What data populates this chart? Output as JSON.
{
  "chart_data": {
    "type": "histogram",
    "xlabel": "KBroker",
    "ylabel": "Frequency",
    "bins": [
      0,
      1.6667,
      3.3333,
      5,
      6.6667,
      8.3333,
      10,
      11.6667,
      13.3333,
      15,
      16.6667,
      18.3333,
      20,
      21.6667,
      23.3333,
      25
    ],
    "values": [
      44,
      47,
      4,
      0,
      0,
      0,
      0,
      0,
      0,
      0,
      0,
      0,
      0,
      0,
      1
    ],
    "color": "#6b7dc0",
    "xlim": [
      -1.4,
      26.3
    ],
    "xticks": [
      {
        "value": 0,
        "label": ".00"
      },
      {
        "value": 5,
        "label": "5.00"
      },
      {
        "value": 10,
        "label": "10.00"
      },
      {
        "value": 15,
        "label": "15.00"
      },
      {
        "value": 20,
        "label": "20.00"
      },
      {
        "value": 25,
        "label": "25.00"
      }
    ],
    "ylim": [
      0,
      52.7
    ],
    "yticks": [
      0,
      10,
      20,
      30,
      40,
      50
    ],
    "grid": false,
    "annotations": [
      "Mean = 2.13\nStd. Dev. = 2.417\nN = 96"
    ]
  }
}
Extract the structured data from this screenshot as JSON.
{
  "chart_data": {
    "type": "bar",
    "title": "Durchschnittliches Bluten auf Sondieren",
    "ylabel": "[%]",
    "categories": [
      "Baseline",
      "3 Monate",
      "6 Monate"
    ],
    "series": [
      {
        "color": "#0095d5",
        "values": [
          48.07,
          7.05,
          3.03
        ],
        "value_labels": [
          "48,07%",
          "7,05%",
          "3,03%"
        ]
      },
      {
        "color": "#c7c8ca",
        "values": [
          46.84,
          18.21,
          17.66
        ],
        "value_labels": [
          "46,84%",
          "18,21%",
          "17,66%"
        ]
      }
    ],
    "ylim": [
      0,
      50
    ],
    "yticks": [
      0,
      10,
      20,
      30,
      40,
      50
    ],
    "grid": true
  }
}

**DESCRIPTION OF THE TASK**
Begin with the line that contains "Extract the structured" and quote each line after it exactly, stopping after the last line of the data.

**FINISHED TASK**
Extract the structured data from this screenshot as JSON.
{
  "chart_data": {
    "type": "bar",
    "title": "Durchschnittliches Bluten auf Sondieren",
    "ylabel": "[%]",
    "categories": [
      "Baseline",
      "3 Monate",
      "6 Monate"
    ],
    "series": [
      {
        "color": "#0095d5",
        "values": [
          48.07,
          7.05,
          3.03
        ],
        "value_labels": [
          "48,07%",
          "7,05%",
          "3,03%"
        ]
      },
      {
        "color": "#c7c8ca",
        "values": [
          46.84,
          18.21,
          17.66
        ],
        "value_labels": [
          "46,84%",
          "18,21%",
          "17,66%"
        ]
      }
    ],
    "ylim": [
      0,
      50
    ],
    "yticks": [
      0,
      10,
      20,
      30,
      40,
      50
    ],
    "grid": true
  }
}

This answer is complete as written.